* [STATED EXERCISE]: Every line below that mentions the word "Japan" should be copied out.
--- Begin ---
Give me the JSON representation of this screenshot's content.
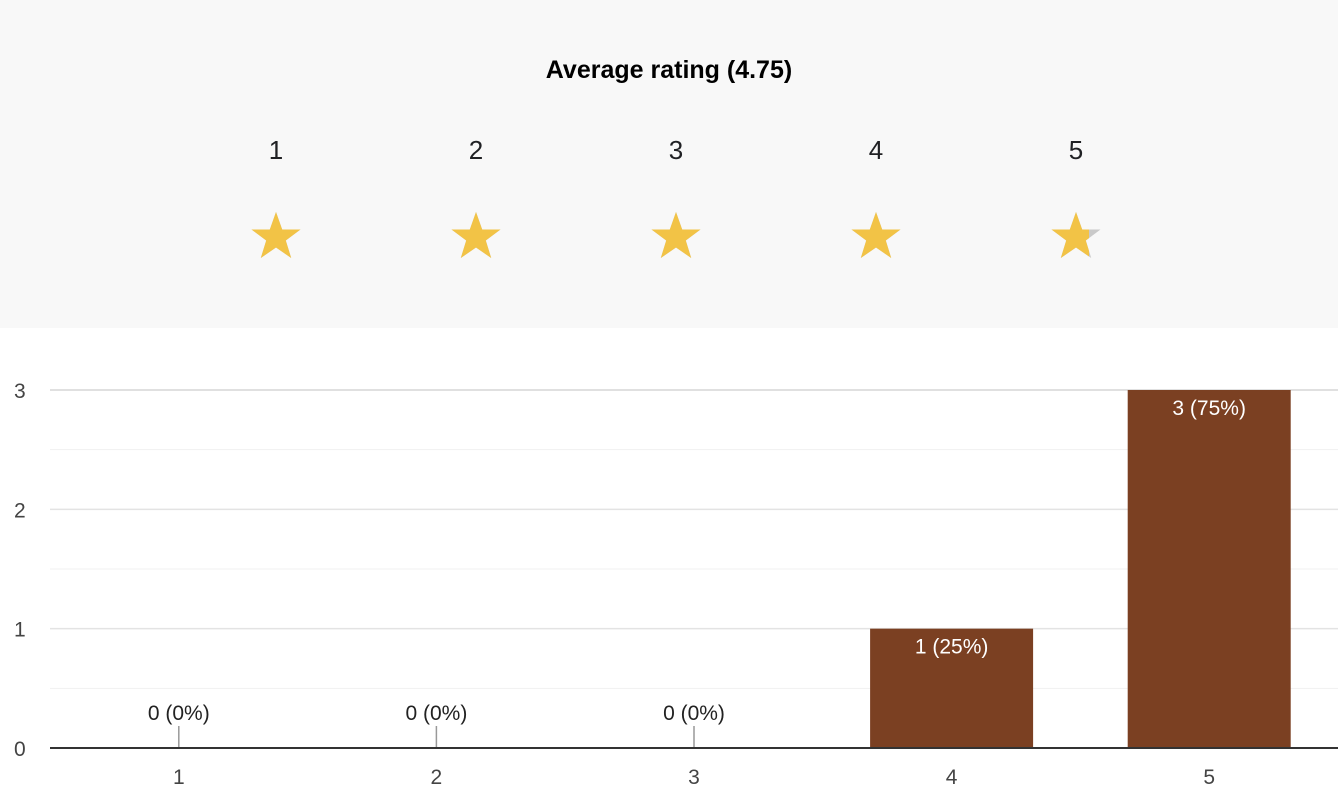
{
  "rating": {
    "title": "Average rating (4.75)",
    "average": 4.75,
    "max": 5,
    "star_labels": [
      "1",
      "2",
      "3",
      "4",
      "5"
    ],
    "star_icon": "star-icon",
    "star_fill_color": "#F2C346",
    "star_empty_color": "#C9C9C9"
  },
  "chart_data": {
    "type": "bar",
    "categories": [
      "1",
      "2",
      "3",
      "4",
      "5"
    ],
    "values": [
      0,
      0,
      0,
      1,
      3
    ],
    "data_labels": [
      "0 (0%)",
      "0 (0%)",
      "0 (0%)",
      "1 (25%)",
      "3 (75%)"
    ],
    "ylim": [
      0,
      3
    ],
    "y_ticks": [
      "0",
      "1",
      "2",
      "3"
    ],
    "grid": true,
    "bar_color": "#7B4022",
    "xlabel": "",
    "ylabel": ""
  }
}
--- End ---
--- Begin ---
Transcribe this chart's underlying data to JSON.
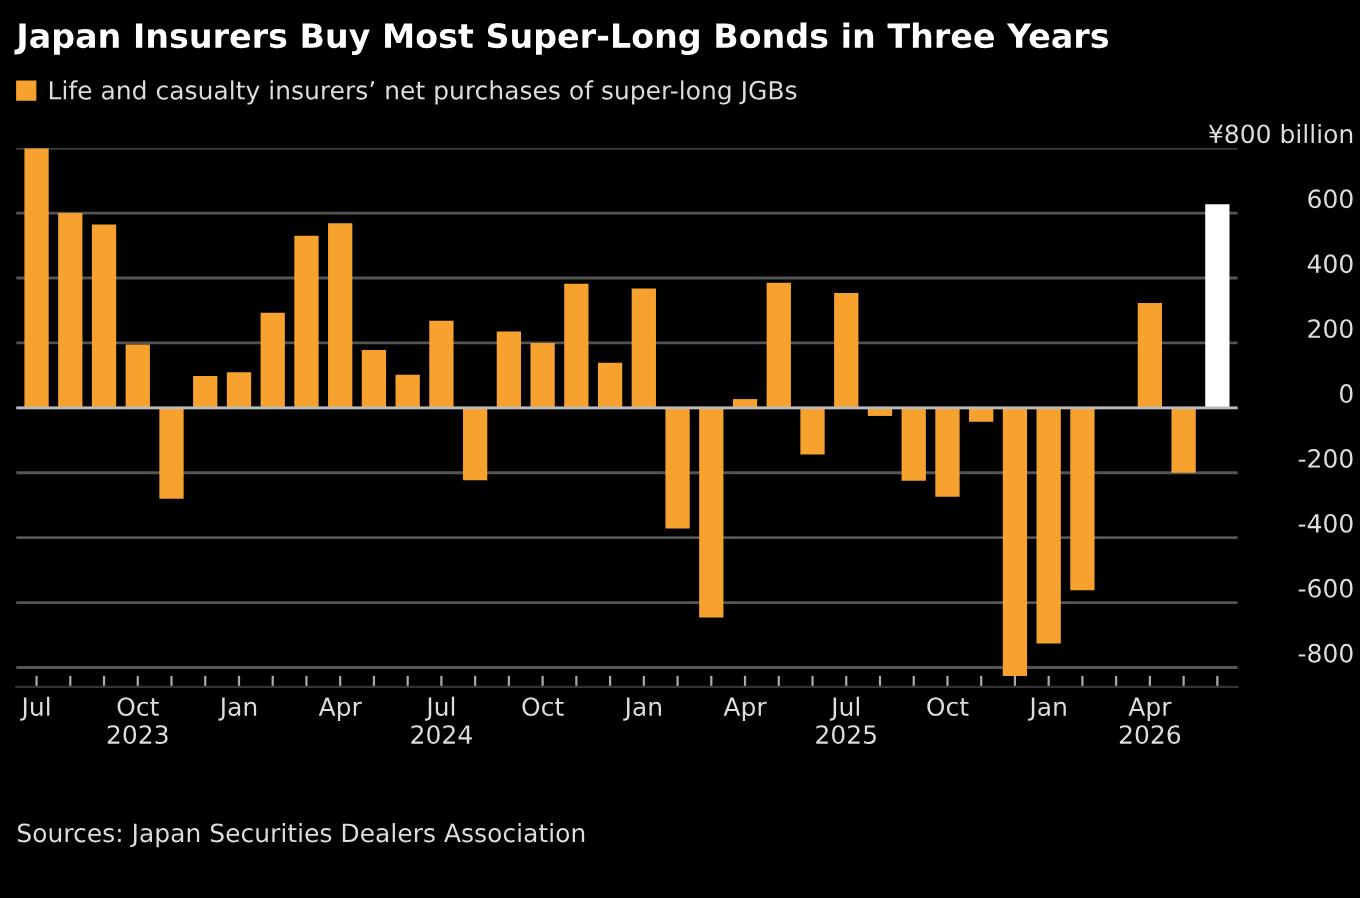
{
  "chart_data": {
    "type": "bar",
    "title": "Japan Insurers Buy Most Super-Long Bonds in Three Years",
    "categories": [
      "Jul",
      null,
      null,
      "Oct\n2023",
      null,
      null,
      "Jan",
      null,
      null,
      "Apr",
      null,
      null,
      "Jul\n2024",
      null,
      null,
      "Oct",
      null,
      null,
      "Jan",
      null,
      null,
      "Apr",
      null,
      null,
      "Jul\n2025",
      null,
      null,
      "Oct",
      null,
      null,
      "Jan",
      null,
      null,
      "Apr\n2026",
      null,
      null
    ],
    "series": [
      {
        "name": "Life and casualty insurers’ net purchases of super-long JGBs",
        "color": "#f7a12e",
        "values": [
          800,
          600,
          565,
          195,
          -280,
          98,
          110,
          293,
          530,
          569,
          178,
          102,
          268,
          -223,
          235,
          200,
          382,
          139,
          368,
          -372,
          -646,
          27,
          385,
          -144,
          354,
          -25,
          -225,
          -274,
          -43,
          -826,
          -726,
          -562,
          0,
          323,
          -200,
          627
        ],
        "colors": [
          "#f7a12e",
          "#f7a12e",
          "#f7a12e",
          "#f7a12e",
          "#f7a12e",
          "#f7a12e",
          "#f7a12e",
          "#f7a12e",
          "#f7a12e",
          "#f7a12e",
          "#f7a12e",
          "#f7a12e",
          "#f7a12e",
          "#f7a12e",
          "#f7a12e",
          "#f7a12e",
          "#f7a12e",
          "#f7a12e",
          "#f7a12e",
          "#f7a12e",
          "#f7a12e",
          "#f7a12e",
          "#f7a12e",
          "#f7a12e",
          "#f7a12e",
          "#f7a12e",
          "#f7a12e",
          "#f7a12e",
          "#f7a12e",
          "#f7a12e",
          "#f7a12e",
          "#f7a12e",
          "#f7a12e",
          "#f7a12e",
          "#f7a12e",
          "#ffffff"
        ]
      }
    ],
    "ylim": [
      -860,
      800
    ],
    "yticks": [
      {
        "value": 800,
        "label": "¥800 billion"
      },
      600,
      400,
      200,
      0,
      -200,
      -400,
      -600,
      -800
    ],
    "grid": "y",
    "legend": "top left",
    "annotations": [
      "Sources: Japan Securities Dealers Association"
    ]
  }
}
--- End ---
* [SOLUTION BELOW]:
    "title": "Japan Insurers Buy Most Super-Long Bonds in Three Years",
      "Sources: Japan Securities Dealers Association"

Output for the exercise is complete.